DIRECTION
The records that follow must be reproduced in full, exactly as written.

(Data entries)
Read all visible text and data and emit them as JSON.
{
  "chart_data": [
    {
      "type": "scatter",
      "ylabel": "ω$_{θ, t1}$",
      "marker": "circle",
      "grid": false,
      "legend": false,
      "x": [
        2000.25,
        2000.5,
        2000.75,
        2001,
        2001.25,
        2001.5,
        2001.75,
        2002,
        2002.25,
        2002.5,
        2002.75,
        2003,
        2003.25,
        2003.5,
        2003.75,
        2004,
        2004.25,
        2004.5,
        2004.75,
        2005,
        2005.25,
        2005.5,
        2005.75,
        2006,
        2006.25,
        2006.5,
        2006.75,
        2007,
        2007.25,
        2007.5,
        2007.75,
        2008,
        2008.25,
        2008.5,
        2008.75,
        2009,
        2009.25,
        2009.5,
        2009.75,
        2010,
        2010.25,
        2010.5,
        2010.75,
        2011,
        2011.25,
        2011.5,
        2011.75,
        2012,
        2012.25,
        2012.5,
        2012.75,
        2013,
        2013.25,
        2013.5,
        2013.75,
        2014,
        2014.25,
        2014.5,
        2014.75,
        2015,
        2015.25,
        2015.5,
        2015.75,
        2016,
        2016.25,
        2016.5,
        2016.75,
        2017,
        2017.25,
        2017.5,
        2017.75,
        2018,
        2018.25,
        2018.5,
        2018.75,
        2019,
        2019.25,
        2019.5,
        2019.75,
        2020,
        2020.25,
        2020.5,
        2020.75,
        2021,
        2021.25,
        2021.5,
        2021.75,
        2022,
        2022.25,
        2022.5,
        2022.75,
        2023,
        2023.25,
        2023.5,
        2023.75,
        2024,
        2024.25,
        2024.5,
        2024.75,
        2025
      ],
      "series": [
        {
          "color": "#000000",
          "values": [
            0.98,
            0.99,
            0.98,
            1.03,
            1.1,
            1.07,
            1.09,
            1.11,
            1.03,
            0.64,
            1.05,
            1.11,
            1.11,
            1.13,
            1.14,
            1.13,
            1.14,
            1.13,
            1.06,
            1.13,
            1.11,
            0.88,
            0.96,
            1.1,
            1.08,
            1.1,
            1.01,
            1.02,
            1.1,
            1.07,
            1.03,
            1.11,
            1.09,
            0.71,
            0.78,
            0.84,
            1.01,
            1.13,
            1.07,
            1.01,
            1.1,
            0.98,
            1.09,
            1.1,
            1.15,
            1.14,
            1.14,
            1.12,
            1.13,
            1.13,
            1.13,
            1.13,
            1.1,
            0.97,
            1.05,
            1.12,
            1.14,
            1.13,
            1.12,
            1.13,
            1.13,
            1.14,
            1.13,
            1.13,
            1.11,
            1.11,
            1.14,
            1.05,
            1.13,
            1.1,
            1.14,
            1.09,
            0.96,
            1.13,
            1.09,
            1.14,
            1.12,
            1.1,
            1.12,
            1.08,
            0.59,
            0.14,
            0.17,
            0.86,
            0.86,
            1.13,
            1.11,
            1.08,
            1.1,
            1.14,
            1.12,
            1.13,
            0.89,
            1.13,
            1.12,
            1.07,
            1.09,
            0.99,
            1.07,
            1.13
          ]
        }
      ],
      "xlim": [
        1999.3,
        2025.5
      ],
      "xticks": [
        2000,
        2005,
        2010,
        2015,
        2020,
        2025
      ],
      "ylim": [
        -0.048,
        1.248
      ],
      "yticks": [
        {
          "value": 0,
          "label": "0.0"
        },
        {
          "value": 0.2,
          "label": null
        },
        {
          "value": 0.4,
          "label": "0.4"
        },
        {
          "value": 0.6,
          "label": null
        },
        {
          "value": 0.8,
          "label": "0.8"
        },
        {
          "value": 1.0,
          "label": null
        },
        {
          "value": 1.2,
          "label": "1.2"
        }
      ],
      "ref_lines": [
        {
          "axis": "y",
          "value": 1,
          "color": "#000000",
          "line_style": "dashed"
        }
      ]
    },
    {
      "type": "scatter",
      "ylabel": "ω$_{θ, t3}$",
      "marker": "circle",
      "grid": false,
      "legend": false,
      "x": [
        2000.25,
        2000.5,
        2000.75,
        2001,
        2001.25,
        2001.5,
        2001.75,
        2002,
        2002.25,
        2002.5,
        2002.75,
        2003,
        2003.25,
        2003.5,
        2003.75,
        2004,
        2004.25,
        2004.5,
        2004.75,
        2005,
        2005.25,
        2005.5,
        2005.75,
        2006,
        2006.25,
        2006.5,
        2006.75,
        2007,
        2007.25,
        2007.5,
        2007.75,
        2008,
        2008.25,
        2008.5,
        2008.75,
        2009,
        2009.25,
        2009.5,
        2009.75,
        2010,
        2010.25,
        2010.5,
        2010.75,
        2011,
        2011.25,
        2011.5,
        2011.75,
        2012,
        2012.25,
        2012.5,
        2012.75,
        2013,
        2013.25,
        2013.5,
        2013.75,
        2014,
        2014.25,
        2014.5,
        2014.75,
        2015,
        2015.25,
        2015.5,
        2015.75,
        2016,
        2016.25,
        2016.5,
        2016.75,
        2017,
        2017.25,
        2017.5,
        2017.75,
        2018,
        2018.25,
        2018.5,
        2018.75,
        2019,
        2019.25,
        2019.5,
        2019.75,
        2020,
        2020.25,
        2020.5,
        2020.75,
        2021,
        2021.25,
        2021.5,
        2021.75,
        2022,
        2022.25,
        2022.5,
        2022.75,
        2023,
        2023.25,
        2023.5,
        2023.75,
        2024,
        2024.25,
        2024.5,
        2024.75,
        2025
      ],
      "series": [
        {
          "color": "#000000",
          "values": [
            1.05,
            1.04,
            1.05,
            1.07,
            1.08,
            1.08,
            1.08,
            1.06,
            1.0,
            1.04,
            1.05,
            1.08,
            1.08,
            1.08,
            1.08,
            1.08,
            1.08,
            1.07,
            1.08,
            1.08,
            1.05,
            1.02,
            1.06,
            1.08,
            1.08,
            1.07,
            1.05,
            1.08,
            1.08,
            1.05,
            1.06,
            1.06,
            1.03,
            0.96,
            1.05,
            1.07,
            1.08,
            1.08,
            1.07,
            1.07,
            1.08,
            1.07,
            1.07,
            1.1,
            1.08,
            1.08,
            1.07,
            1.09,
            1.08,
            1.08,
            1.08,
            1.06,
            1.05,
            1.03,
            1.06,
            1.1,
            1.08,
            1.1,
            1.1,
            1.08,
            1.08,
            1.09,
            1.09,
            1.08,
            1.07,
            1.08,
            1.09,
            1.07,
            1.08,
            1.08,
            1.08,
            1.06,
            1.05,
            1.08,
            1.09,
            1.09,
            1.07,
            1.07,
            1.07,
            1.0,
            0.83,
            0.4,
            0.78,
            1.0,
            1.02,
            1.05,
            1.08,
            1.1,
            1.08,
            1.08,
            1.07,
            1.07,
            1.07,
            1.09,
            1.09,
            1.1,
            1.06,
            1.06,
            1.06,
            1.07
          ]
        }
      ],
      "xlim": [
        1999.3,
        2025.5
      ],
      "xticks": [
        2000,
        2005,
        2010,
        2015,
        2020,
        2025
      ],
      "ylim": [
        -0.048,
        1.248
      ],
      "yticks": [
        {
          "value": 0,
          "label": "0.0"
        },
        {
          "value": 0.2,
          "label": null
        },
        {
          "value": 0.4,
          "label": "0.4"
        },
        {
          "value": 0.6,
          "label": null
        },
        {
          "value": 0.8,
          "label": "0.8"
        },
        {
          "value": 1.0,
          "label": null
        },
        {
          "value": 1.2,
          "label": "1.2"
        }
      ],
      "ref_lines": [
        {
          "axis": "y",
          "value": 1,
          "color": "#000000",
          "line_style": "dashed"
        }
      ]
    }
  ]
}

REPLY
Read all visible text and data and emit them as JSON.
{
  "chart_data": [
    {
      "type": "scatter",
      "ylabel": "ω$_{θ, t1}$",
      "marker": "circle",
      "grid": false,
      "legend": false,
      "x": [
        2000.25,
        2000.5,
        2000.75,
        2001,
        2001.25,
        2001.5,
        2001.75,
        2002,
        2002.25,
        2002.5,
        2002.75,
        2003,
        2003.25,
        2003.5,
        2003.75,
        2004,
        2004.25,
        2004.5,
        2004.75,
        2005,
        2005.25,
        2005.5,
        2005.75,
        2006,
        2006.25,
        2006.5,
        2006.75,
        2007,
        2007.25,
        2007.5,
        2007.75,
        2008,
        2008.25,
        2008.5,
        2008.75,
        2009,
        2009.25,
        2009.5,
        2009.75,
        2010,
        2010.25,
        2010.5,
        2010.75,
        2011,
        2011.25,
        2011.5,
        2011.75,
        2012,
        2012.25,
        2012.5,
        2012.75,
        2013,
        2013.25,
        2013.5,
        2013.75,
        2014,
        2014.25,
        2014.5,
        2014.75,
        2015,
        2015.25,
        2015.5,
        2015.75,
        2016,
        2016.25,
        2016.5,
        2016.75,
        2017,
        2017.25,
        2017.5,
        2017.75,
        2018,
        2018.25,
        2018.5,
        2018.75,
        2019,
        2019.25,
        2019.5,
        2019.75,
        2020,
        2020.25,
        2020.5,
        2020.75,
        2021,
        2021.25,
        2021.5,
        2021.75,
        2022,
        2022.25,
        2022.5,
        2022.75,
        2023,
        2023.25,
        2023.5,
        2023.75,
        2024,
        2024.25,
        2024.5,
        2024.75,
        2025
      ],
      "series": [
        {
          "color": "#000000",
          "values": [
            0.98,
            0.99,
            0.98,
            1.03,
            1.1,
            1.07,
            1.09,
            1.11,
            1.03,
            0.64,
            1.05,
            1.11,
            1.11,
            1.13,
            1.14,
            1.13,
            1.14,
            1.13,
            1.06,
            1.13,
            1.11,
            0.88,
            0.96,
            1.1,
            1.08,
            1.1,
            1.01,
            1.02,
            1.1,
            1.07,
            1.03,
            1.11,
            1.09,
            0.71,
            0.78,
            0.84,
            1.01,
            1.13,
            1.07,
            1.01,
            1.1,
            0.98,
            1.09,
            1.1,
            1.15,
            1.14,
            1.14,
            1.12,
            1.13,
            1.13,
            1.13,
            1.13,
            1.1,
            0.97,
            1.05,
            1.12,
            1.14,
            1.13,
            1.12,
            1.13,
            1.13,
            1.14,
            1.13,
            1.13,
            1.11,
            1.11,
            1.14,
            1.05,
            1.13,
            1.1,
            1.14,
            1.09,
            0.96,
            1.13,
            1.09,
            1.14,
            1.12,
            1.1,
            1.12,
            1.08,
            0.59,
            0.14,
            0.17,
            0.86,
            0.86,
            1.13,
            1.11,
            1.08,
            1.1,
            1.14,
            1.12,
            1.13,
            0.89,
            1.13,
            1.12,
            1.07,
            1.09,
            0.99,
            1.07,
            1.13
          ]
        }
      ],
      "xlim": [
        1999.3,
        2025.5
      ],
      "xticks": [
        2000,
        2005,
        2010,
        2015,
        2020,
        2025
      ],
      "ylim": [
        -0.048,
        1.248
      ],
      "yticks": [
        {
          "value": 0,
          "label": "0.0"
        },
        {
          "value": 0.2,
          "label": null
        },
        {
          "value": 0.4,
          "label": "0.4"
        },
        {
          "value": 0.6,
          "label": null
        },
        {
          "value": 0.8,
          "label": "0.8"
        },
        {
          "value": 1.0,
          "label": null
        },
        {
          "value": 1.2,
          "label": "1.2"
        }
      ],
      "ref_lines": [
        {
          "axis": "y",
          "value": 1,
          "color": "#000000",
          "line_style": "dashed"
        }
      ]
    },
    {
      "type": "scatter",
      "ylabel": "ω$_{θ, t3}$",
      "marker": "circle",
      "grid": false,
      "legend": false,
      "x": [
        2000.25,
        2000.5,
        2000.75,
        2001,
        2001.25,
        2001.5,
        2001.75,
        2002,
        2002.25,
        2002.5,
        2002.75,
        2003,
        2003.25,
        2003.5,
        2003.75,
        2004,
        2004.25,
        2004.5,
        2004.75,
        2005,
        2005.25,
        2005.5,
        2005.75,
        2006,
        2006.25,
        2006.5,
        2006.75,
        2007,
        2007.25,
        2007.5,
        2007.75,
        2008,
        2008.25,
        2008.5,
        2008.75,
        2009,
        2009.25,
        2009.5,
        2009.75,
        2010,
        2010.25,
        2010.5,
        2010.75,
        2011,
        2011.25,
        2011.5,
        2011.75,
        2012,
        2012.25,
        2012.5,
        2012.75,
        2013,
        2013.25,
        2013.5,
        2013.75,
        2014,
        2014.25,
        2014.5,
        2014.75,
        2015,
        2015.25,
        2015.5,
        2015.75,
        2016,
        2016.25,
        2016.5,
        2016.75,
        2017,
        2017.25,
        2017.5,
        2017.75,
        2018,
        2018.25,
        2018.5,
        2018.75,
        2019,
        2019.25,
        2019.5,
        2019.75,
        2020,
        2020.25,
        2020.5,
        2020.75,
        2021,
        2021.25,
        2021.5,
        2021.75,
        2022,
        2022.25,
        2022.5,
        2022.75,
        2023,
        2023.25,
        2023.5,
        2023.75,
        2024,
        2024.25,
        2024.5,
        2024.75,
        2025
      ],
      "series": [
        {
          "color": "#000000",
          "values": [
            1.05,
            1.04,
            1.05,
            1.07,
            1.08,
            1.08,
            1.08,
            1.06,
            1.0,
            1.04,
            1.05,
            1.08,
            1.08,
            1.08,
            1.08,
            1.08,
            1.08,
            1.07,
            1.08,
            1.08,
            1.05,
            1.02,
            1.06,
            1.08,
            1.08,
            1.07,
            1.05,
            1.08,
            1.08,
            1.05,
            1.06,
            1.06,
            1.03,
            0.96,
            1.05,
            1.07,
            1.08,
            1.08,
            1.07,
            1.07,
            1.08,
            1.07,
            1.07,
            1.1,
            1.08,
            1.08,
            1.07,
            1.09,
            1.08,
            1.08,
            1.08,
            1.06,
            1.05,
            1.03,
            1.06,
            1.1,
            1.08,
            1.1,
            1.1,
            1.08,
            1.08,
            1.09,
            1.09,
            1.08,
            1.07,
            1.08,
            1.09,
            1.07,
            1.08,
            1.08,
            1.08,
            1.06,
            1.05,
            1.08,
            1.09,
            1.09,
            1.07,
            1.07,
            1.07,
            1.0,
            0.83,
            0.4,
            0.78,
            1.0,
            1.02,
            1.05,
            1.08,
            1.1,
            1.08,
            1.08,
            1.07,
            1.07,
            1.07,
            1.09,
            1.09,
            1.1,
            1.06,
            1.06,
            1.06,
            1.07
          ]
        }
      ],
      "xlim": [
        1999.3,
        2025.5
      ],
      "xticks": [
        2000,
        2005,
        2010,
        2015,
        2020,
        2025
      ],
      "ylim": [
        -0.048,
        1.248
      ],
      "yticks": [
        {
          "value": 0,
          "label": "0.0"
        },
        {
          "value": 0.2,
          "label": null
        },
        {
          "value": 0.4,
          "label": "0.4"
        },
        {
          "value": 0.6,
          "label": null
        },
        {
          "value": 0.8,
          "label": "0.8"
        },
        {
          "value": 1.0,
          "label": null
        },
        {
          "value": 1.2,
          "label": "1.2"
        }
      ],
      "ref_lines": [
        {
          "axis": "y",
          "value": 1,
          "color": "#000000",
          "line_style": "dashed"
        }
      ]
    }
  ]
}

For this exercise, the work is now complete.